PROBLEM DESCRIPTION
The answer should be a single number: how many lines of the entries below hold the word "триместр".

DATA ENTRIES
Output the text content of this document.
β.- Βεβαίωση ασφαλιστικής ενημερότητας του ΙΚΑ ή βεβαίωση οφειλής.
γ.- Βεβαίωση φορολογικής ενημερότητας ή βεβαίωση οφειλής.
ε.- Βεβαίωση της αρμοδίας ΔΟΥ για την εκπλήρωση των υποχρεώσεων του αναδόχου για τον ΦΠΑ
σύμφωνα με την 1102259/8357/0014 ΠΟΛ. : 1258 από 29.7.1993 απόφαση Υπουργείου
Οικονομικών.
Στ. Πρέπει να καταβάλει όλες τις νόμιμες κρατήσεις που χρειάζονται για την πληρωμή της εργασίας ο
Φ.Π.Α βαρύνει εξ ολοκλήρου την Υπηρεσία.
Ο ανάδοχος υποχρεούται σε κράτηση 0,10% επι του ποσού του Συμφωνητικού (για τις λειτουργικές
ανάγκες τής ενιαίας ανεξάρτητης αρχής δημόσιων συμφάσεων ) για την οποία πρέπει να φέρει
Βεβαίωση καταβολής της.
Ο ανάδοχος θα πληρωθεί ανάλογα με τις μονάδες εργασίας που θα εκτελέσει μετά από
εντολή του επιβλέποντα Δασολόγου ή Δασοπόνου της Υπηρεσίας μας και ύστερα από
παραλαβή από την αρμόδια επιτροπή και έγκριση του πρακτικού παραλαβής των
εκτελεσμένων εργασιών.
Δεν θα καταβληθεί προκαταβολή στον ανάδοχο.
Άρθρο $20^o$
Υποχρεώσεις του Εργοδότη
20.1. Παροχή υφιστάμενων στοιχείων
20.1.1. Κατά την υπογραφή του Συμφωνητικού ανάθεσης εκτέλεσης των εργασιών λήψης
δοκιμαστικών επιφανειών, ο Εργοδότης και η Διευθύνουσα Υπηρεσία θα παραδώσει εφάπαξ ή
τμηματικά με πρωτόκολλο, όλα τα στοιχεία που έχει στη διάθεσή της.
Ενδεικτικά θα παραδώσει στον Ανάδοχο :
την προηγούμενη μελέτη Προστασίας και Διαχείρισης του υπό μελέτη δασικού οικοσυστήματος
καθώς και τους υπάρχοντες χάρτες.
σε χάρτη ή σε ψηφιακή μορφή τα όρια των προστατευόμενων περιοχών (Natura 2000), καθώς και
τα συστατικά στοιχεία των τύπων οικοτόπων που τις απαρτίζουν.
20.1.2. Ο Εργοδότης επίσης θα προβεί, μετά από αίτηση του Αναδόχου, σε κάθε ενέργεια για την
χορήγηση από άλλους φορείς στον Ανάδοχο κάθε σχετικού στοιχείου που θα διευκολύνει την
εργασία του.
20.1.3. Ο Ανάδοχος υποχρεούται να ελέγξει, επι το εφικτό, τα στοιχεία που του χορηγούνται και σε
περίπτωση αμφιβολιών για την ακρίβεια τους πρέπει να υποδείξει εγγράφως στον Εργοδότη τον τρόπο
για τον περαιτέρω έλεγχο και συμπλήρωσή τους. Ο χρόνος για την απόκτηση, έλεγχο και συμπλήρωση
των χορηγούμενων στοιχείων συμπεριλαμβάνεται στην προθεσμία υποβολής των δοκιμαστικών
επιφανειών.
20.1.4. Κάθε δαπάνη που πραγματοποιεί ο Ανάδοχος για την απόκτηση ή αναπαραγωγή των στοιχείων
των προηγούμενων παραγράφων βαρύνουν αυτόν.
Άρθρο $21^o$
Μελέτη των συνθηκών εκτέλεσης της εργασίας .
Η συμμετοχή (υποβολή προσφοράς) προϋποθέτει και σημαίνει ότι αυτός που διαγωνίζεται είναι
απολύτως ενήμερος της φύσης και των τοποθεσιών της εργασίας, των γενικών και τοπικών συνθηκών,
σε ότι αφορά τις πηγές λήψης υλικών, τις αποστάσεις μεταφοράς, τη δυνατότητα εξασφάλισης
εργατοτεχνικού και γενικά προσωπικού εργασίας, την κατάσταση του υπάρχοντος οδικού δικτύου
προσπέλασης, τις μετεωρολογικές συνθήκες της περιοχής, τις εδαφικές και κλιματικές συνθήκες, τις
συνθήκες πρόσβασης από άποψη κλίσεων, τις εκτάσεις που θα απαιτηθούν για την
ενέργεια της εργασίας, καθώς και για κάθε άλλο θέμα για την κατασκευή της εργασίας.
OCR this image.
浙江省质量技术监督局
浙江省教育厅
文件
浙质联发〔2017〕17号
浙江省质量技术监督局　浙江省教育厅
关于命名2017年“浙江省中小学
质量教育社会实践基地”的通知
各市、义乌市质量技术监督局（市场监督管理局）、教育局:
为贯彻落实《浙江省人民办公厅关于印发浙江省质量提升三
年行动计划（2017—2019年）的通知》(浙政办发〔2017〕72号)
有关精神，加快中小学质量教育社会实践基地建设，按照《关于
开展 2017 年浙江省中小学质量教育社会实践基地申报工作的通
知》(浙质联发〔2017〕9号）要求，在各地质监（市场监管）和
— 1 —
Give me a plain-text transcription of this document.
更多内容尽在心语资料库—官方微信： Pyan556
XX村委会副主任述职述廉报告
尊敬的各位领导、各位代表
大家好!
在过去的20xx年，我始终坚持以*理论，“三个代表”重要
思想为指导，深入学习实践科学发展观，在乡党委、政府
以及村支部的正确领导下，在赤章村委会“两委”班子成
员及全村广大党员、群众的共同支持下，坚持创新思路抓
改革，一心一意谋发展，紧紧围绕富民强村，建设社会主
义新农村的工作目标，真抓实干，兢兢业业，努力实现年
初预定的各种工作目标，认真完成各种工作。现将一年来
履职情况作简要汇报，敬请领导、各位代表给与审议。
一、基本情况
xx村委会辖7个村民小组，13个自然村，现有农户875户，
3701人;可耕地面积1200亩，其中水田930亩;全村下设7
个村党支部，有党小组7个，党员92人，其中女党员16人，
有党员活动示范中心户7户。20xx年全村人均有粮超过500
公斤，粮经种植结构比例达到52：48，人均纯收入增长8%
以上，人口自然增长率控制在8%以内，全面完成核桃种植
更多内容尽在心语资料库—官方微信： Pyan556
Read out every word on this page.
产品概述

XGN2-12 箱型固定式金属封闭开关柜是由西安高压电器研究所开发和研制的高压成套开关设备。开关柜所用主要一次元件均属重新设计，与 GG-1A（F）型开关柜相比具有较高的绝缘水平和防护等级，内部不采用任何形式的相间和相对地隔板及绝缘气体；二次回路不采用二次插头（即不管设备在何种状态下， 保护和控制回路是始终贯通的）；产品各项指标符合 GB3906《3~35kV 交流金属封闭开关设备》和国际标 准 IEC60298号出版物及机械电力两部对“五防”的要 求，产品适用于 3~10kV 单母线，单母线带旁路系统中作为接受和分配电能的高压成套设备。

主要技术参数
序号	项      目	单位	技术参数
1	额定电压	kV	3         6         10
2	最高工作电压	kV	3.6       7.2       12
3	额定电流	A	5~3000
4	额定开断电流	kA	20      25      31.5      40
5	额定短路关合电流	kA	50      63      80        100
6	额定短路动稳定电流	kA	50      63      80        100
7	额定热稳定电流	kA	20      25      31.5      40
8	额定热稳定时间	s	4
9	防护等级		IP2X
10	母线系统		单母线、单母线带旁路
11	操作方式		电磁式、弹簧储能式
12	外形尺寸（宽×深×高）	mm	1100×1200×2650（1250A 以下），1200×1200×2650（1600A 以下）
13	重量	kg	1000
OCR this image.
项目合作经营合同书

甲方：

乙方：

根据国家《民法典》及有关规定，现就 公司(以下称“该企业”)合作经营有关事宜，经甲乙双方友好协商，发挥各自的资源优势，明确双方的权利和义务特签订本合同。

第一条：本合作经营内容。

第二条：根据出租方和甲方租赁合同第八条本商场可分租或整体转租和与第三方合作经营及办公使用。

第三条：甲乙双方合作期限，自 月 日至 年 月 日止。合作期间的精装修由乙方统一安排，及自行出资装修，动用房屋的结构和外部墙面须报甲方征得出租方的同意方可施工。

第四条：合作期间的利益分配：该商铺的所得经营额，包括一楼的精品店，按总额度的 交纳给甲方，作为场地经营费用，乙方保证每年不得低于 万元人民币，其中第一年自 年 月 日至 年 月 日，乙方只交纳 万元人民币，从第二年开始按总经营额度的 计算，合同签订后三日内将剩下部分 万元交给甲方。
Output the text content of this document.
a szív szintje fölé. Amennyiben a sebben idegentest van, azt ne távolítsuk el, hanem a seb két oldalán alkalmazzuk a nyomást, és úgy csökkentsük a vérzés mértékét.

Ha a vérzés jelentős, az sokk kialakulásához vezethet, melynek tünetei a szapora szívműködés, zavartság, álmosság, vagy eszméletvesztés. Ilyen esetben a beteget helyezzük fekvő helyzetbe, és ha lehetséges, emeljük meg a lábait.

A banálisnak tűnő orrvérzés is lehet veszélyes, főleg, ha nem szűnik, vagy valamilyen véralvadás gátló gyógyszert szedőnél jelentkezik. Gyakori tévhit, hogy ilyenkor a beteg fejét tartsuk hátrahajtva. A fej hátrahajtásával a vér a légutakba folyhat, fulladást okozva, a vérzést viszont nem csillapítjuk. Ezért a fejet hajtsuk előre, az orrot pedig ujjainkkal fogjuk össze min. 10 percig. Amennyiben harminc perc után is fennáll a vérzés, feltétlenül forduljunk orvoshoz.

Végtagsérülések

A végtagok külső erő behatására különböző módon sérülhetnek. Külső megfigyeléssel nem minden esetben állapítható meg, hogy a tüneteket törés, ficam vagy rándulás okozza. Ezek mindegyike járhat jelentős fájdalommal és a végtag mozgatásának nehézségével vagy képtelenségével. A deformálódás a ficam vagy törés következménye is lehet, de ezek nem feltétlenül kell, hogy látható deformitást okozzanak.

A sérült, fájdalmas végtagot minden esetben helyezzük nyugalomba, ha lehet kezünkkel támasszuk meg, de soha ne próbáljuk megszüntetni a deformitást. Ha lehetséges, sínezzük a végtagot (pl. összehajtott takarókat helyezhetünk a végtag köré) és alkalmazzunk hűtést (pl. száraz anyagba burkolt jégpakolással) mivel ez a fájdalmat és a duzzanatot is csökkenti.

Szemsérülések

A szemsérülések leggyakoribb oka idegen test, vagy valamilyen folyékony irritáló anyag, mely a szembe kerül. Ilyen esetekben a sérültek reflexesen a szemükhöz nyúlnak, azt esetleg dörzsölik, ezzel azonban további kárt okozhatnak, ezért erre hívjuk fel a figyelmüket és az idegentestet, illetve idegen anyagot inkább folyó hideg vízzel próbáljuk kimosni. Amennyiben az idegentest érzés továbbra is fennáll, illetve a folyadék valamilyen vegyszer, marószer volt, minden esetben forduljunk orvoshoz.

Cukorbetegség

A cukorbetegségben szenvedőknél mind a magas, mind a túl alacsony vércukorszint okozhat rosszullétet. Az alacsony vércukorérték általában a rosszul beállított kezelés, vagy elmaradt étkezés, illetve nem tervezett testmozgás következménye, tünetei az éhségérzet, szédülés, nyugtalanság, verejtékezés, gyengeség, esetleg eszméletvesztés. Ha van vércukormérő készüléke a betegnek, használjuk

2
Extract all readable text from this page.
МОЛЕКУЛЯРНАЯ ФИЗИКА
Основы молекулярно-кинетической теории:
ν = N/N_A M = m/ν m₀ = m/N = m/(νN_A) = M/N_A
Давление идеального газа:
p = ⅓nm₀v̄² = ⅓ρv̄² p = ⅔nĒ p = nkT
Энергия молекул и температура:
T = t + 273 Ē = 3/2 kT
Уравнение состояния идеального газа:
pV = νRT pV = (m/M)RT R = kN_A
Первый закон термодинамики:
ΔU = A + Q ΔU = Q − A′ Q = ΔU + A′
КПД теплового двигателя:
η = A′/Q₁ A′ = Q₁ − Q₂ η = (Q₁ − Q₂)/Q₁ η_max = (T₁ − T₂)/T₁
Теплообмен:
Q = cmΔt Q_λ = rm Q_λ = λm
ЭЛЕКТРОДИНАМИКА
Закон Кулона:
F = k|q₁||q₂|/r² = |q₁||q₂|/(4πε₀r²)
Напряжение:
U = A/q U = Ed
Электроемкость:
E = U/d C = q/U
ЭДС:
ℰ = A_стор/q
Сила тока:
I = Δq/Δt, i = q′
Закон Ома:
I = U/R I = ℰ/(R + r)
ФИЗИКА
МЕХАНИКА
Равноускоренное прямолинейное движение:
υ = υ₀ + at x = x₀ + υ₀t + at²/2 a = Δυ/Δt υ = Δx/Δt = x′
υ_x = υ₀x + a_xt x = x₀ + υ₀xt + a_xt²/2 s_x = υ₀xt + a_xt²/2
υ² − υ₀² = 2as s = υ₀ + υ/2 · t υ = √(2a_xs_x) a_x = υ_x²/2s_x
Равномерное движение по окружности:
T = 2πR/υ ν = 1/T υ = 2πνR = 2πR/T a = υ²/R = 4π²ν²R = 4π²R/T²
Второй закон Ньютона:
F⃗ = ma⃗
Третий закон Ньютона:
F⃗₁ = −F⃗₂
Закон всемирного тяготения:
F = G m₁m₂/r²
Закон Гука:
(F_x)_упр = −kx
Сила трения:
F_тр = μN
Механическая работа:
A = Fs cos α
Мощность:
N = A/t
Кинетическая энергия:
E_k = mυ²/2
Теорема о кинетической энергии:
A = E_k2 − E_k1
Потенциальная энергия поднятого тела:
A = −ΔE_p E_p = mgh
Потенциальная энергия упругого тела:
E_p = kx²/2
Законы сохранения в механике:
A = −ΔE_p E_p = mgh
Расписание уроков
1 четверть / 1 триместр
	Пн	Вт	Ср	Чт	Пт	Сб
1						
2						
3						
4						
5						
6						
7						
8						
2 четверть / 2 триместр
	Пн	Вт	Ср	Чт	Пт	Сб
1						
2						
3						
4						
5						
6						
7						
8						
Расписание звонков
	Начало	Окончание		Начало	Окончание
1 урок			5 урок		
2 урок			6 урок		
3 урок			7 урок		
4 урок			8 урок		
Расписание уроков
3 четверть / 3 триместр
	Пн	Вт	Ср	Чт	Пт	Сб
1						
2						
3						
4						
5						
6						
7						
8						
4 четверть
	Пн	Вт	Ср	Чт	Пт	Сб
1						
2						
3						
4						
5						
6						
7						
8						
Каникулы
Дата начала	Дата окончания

WRITTEN SOLUTION
3